- What you should do -
Please report every line from the material that contains the word "perdite".

**** Available records

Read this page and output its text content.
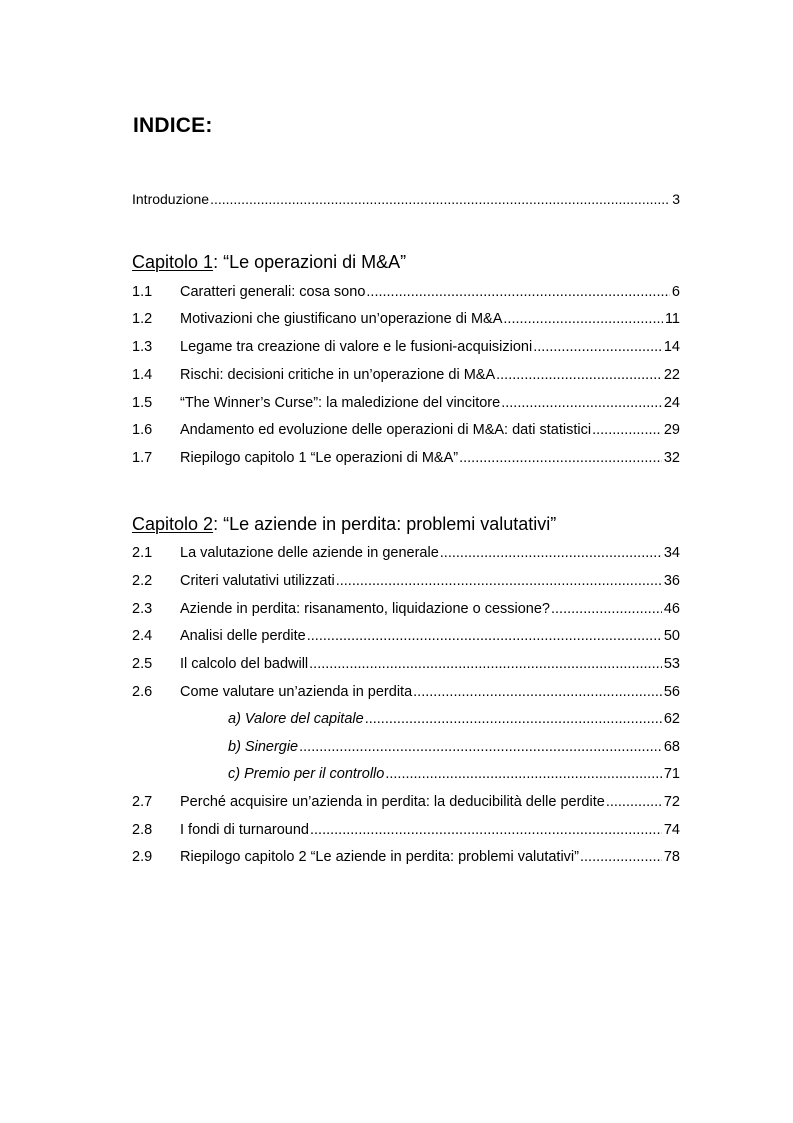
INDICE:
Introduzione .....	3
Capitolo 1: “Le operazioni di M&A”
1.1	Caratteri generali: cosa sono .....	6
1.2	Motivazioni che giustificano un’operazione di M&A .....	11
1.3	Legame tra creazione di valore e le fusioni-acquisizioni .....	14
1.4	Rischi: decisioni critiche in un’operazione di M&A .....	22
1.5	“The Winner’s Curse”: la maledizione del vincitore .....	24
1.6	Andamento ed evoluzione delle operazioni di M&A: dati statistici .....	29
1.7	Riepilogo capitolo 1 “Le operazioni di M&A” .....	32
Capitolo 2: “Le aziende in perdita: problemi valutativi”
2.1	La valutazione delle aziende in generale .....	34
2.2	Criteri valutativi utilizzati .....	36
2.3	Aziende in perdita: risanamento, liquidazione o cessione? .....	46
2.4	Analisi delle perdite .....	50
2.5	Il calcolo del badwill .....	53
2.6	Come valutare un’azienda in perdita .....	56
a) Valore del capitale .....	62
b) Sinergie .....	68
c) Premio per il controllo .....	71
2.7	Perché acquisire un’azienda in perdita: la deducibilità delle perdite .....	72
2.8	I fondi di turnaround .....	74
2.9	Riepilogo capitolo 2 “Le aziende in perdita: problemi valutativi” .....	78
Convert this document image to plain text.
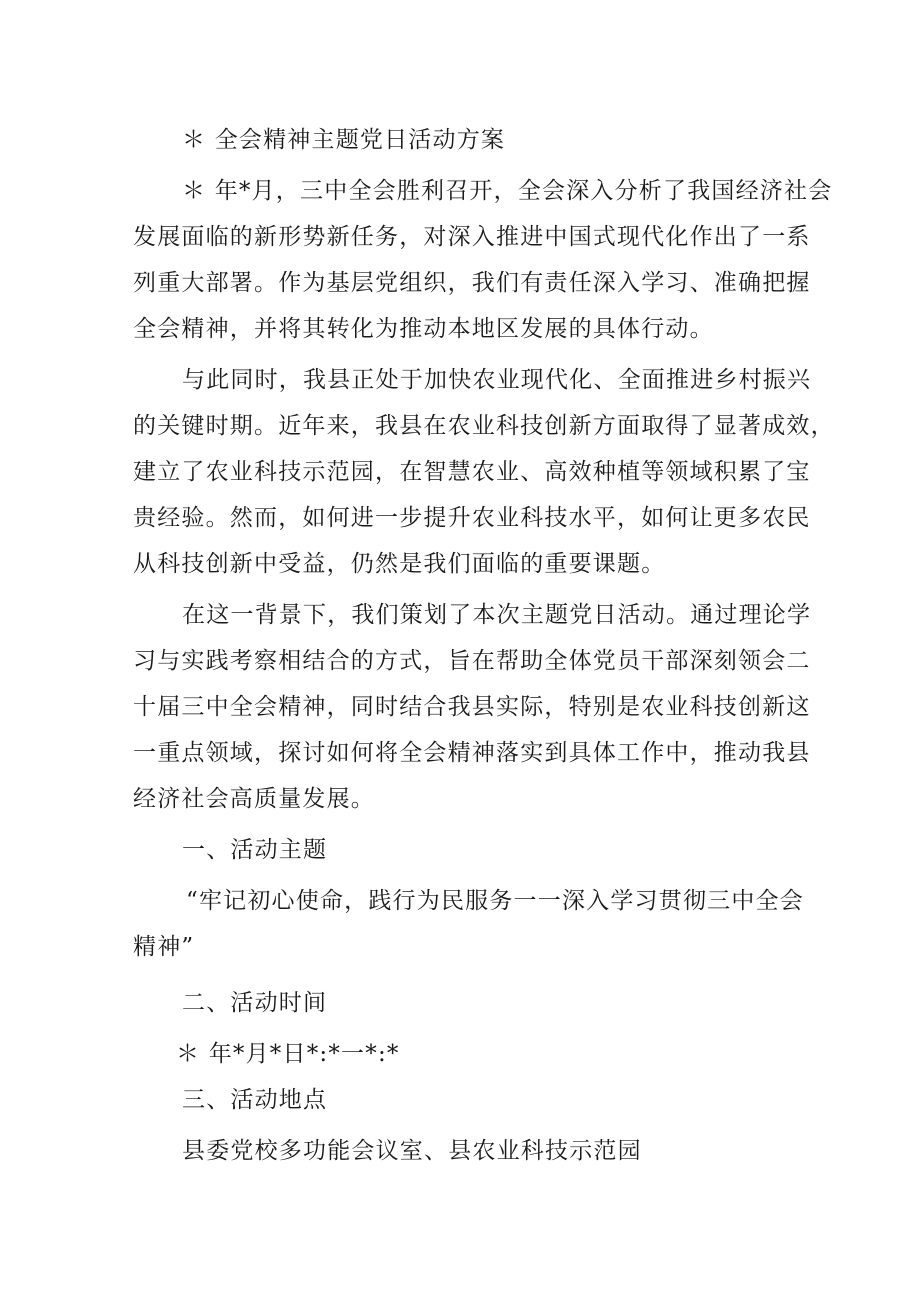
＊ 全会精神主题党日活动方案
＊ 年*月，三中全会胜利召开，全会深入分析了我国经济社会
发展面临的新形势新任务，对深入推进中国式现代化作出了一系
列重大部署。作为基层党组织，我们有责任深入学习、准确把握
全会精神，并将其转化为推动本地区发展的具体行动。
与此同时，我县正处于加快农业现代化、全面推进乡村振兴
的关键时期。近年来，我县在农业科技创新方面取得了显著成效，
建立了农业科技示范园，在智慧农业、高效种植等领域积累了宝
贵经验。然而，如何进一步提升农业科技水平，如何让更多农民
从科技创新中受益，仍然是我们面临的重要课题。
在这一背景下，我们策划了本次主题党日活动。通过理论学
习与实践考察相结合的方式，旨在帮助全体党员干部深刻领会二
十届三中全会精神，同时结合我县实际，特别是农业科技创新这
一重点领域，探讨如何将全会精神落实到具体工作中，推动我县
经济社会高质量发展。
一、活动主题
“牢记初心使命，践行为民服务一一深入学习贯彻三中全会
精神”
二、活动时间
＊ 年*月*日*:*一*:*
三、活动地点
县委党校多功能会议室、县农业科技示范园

********

- Solution for this exercise -
2.4	Analisi delle perdite .....	50
2.7	Perché acquisire un’azienda in perdita: la deducibilità delle perdite .....	72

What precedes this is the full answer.